+++ Given records
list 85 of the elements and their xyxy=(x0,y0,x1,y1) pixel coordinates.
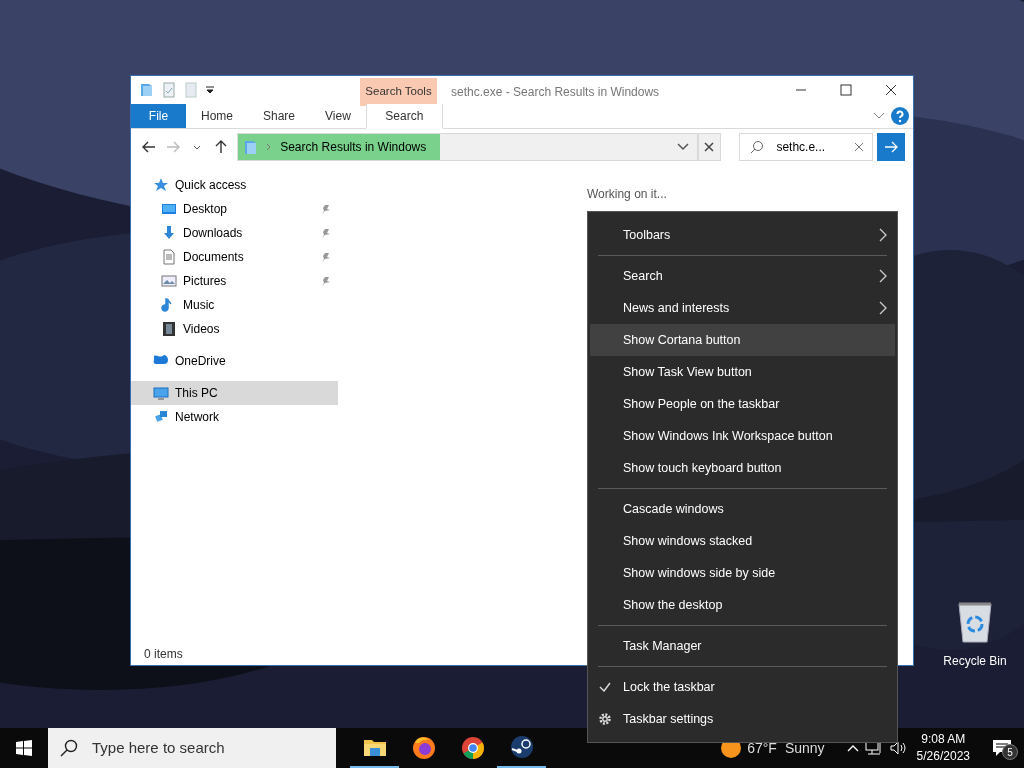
clock[interactable]: 9:08 AM 5/26/2023 xyxy=(906,728,980,768)
weather-condition: Sunny xyxy=(784,738,825,758)
search-icon xyxy=(750,140,765,154)
maximize-icon xyxy=(838,84,853,96)
pin-icon xyxy=(321,252,331,262)
search-box[interactable]: Type here to search xyxy=(48,728,336,768)
menu-item[interactable]: Show People on the taskbar xyxy=(590,388,895,420)
pin-icon xyxy=(321,276,331,286)
chevron-icon xyxy=(879,269,887,283)
steam-icon xyxy=(508,734,535,760)
nav-item[interactable]: Downloads xyxy=(131,221,338,245)
menu-item[interactable]: Show Cortana button xyxy=(590,324,895,356)
film-icon xyxy=(161,321,177,337)
address-bar[interactable]: Search Results in Windows xyxy=(237,133,698,161)
chevron-icon xyxy=(879,301,887,315)
search-field[interactable]: sethc.e... xyxy=(739,133,873,161)
network-icon xyxy=(153,409,169,425)
ribbon-tab[interactable]: Share xyxy=(248,104,311,128)
nav-item[interactable]: OneDrive xyxy=(131,349,338,373)
nav-item[interactable]: Network xyxy=(131,405,338,429)
item-count: 0 items xyxy=(144,647,183,661)
nav-item[interactable]: This PC xyxy=(131,381,338,405)
gear-icon xyxy=(598,712,612,726)
date-text: 5/26/2023 xyxy=(916,748,970,765)
contextual-tab-header: Search Tools xyxy=(360,78,437,106)
menu-item[interactable]: Task Manager xyxy=(590,630,895,662)
time-text: 9:08 AM xyxy=(921,731,966,748)
menu-item[interactable]: Toolbars xyxy=(590,219,895,251)
nav-item[interactable]: Desktop xyxy=(131,197,338,221)
menu-item[interactable]: Lock the taskbar xyxy=(590,671,895,703)
menu-item[interactable]: News and interests xyxy=(590,292,895,324)
nav-item[interactable]: Music xyxy=(131,293,338,317)
download-icon xyxy=(161,225,177,241)
network-icon[interactable] xyxy=(864,740,883,756)
search-icon xyxy=(60,739,78,757)
notifications-button[interactable]: 5 xyxy=(980,728,1024,768)
close-icon[interactable] xyxy=(853,142,864,152)
windows-icon xyxy=(16,740,32,756)
temperature: 67°F xyxy=(747,738,777,758)
pin-icon xyxy=(321,204,331,214)
chrome-icon xyxy=(459,735,486,761)
ribbon-tab[interactable]: Home xyxy=(186,104,248,128)
monitor-icon xyxy=(153,385,169,401)
dropdown-icon[interactable] xyxy=(676,143,689,151)
desktop-icon xyxy=(161,201,177,217)
dropdown-icon[interactable] xyxy=(205,85,215,95)
close-icon xyxy=(883,84,898,96)
menu-item[interactable]: Show touch keyboard button xyxy=(590,452,895,484)
nav-item[interactable]: Pictures xyxy=(131,269,338,293)
menu-item[interactable]: Show Task View button xyxy=(590,356,895,388)
menu-item[interactable]: Show the desktop xyxy=(590,589,895,621)
picture-icon xyxy=(161,273,177,289)
folder-icon xyxy=(244,139,259,155)
ribbon-tab[interactable]: Search xyxy=(365,104,443,129)
ribbon-tab[interactable]: View xyxy=(310,104,366,128)
menu-item[interactable]: Cascade windows xyxy=(590,493,895,525)
arrow-icon xyxy=(883,141,898,153)
menu-item[interactable]: Show windows stacked xyxy=(590,525,895,557)
address-text: Search Results in Windows xyxy=(280,139,427,156)
firefox-icon xyxy=(410,735,437,761)
menu-item[interactable]: Search xyxy=(590,260,895,292)
pin-icon xyxy=(321,228,331,238)
notification-badge: 5 xyxy=(1002,744,1018,760)
nav-item[interactable]: Documents xyxy=(131,245,338,269)
back-icon[interactable] xyxy=(141,139,157,155)
search-button[interactable] xyxy=(876,133,905,161)
star-icon xyxy=(153,177,169,193)
menu-item[interactable]: Show windows side by side xyxy=(590,557,895,589)
desktop-icon-label: Recycle Bin xyxy=(943,653,1007,670)
help-icon[interactable] xyxy=(891,107,909,125)
folder-icon[interactable] xyxy=(139,82,155,98)
ribbon-tab[interactable]: File xyxy=(131,104,186,128)
nav-item[interactable]: Quick access xyxy=(131,173,338,197)
window-title: sethc.exe - Search Results in Windows xyxy=(450,84,661,101)
menu-item[interactable]: Show Windows Ink Workspace button xyxy=(590,420,895,452)
search-text: sethc.e... xyxy=(776,139,827,156)
chevron-icon xyxy=(879,228,887,242)
speaker-icon[interactable] xyxy=(888,740,907,756)
clear-button[interactable] xyxy=(697,133,722,161)
chevron-icon xyxy=(266,143,273,151)
document-icon xyxy=(161,249,177,265)
nav-item[interactable]: Videos xyxy=(131,317,338,341)
status-message: Working on it... xyxy=(587,186,668,203)
close-icon xyxy=(704,142,715,152)
recycle-bin-icon[interactable] xyxy=(955,600,995,644)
++++++
- [Directions] Please extract every line of the listing above word for word, leaving out the pictures.

- [Answer to the problem]
list 85 of the elements and their xyxy=(x0,y0,x1,y1) pixel coordinates.
clock[interactable]: 9:08 AM 5/26/2023 xyxy=(906,728,980,768)
weather-condition: Sunny xyxy=(784,738,825,758)
search-icon xyxy=(750,140,765,154)
maximize-icon xyxy=(838,84,853,96)
pin-icon xyxy=(321,252,331,262)
search-box[interactable]: Type here to search xyxy=(48,728,336,768)
menu-item[interactable]: Show People on the taskbar xyxy=(590,388,895,420)
pin-icon xyxy=(321,276,331,286)
chevron-icon xyxy=(879,269,887,283)
steam-icon xyxy=(508,734,535,760)
nav-item[interactable]: Downloads xyxy=(131,221,338,245)
menu-item[interactable]: Show Cortana button xyxy=(590,324,895,356)
film-icon xyxy=(161,321,177,337)
address-bar[interactable]: Search Results in Windows xyxy=(237,133,698,161)
chevron-icon xyxy=(879,301,887,315)
search-field[interactable]: sethc.e... xyxy=(739,133,873,161)
network-icon xyxy=(153,409,169,425)
ribbon-tab[interactable]: Share xyxy=(248,104,311,128)
nav-item[interactable]: OneDrive xyxy=(131,349,338,373)
nav-item[interactable]: Network xyxy=(131,405,338,429)
item-count: 0 items xyxy=(144,647,183,661)
nav-item[interactable]: This PC xyxy=(131,381,338,405)
gear-icon xyxy=(598,712,612,726)
date-text: 5/26/2023 xyxy=(916,748,970,765)
contextual-tab-header: Search Tools xyxy=(360,78,437,106)
menu-item[interactable]: Task Manager xyxy=(590,630,895,662)
time-text: 9:08 AM xyxy=(921,731,966,748)
menu-item[interactable]: Toolbars xyxy=(590,219,895,251)
nav-item[interactable]: Desktop xyxy=(131,197,338,221)
menu-item[interactable]: Lock the taskbar xyxy=(590,671,895,703)
menu-item[interactable]: News and interests xyxy=(590,292,895,324)
nav-item[interactable]: Music xyxy=(131,293,338,317)
download-icon xyxy=(161,225,177,241)
network-icon[interactable] xyxy=(864,740,883,756)
search-icon xyxy=(60,739,78,757)
notifications-button[interactable]: 5 xyxy=(980,728,1024,768)
close-icon[interactable] xyxy=(853,142,864,152)
windows-icon xyxy=(16,740,32,756)
temperature: 67°F xyxy=(747,738,777,758)
pin-icon xyxy=(321,204,331,214)
chrome-icon xyxy=(459,735,486,761)
ribbon-tab[interactable]: Home xyxy=(186,104,248,128)
monitor-icon xyxy=(153,385,169,401)
dropdown-icon[interactable] xyxy=(676,143,689,151)
desktop-icon xyxy=(161,201,177,217)
dropdown-icon[interactable] xyxy=(205,85,215,95)
close-icon xyxy=(883,84,898,96)
menu-item[interactable]: Show touch keyboard button xyxy=(590,452,895,484)
nav-item[interactable]: Pictures xyxy=(131,269,338,293)
menu-item[interactable]: Show Task View button xyxy=(590,356,895,388)
menu-item[interactable]: Show the desktop xyxy=(590,589,895,621)
picture-icon xyxy=(161,273,177,289)
folder-icon xyxy=(244,139,259,155)
ribbon-tab[interactable]: Search xyxy=(365,104,443,129)
ribbon-tab[interactable]: View xyxy=(310,104,366,128)
menu-item[interactable]: Cascade windows xyxy=(590,493,895,525)
arrow-icon xyxy=(883,141,898,153)
menu-item[interactable]: Show windows stacked xyxy=(590,525,895,557)
address-text: Search Results in Windows xyxy=(280,139,427,156)
firefox-icon xyxy=(410,735,437,761)
menu-item[interactable]: Search xyxy=(590,260,895,292)
pin-icon xyxy=(321,228,331,238)
notification-badge: 5 xyxy=(1002,744,1018,760)
nav-item[interactable]: Documents xyxy=(131,245,338,269)
back-icon[interactable] xyxy=(141,139,157,155)
search-button[interactable] xyxy=(876,133,905,161)
star-icon xyxy=(153,177,169,193)
menu-item[interactable]: Show windows side by side xyxy=(590,557,895,589)
desktop-icon-label: Recycle Bin xyxy=(943,653,1007,670)
help-icon[interactable] xyxy=(891,107,909,125)
folder-icon[interactable] xyxy=(139,82,155,98)
ribbon-tab[interactable]: File xyxy=(131,104,186,128)
nav-item[interactable]: Quick access xyxy=(131,173,338,197)
window-title: sethc.exe - Search Results in Windows xyxy=(450,84,661,101)
menu-item[interactable]: Show Windows Ink Workspace button xyxy=(590,420,895,452)
search-text: sethc.e... xyxy=(776,139,827,156)
chevron-icon xyxy=(879,228,887,242)
speaker-icon[interactable] xyxy=(888,740,907,756)
clear-button[interactable] xyxy=(697,133,722,161)
chevron-icon xyxy=(266,143,273,151)
document-icon xyxy=(161,249,177,265)
nav-item[interactable]: Videos xyxy=(131,317,338,341)
status-message: Working on it... xyxy=(587,186,668,203)
close-icon xyxy=(704,142,715,152)
recycle-bin-icon[interactable] xyxy=(955,600,995,644)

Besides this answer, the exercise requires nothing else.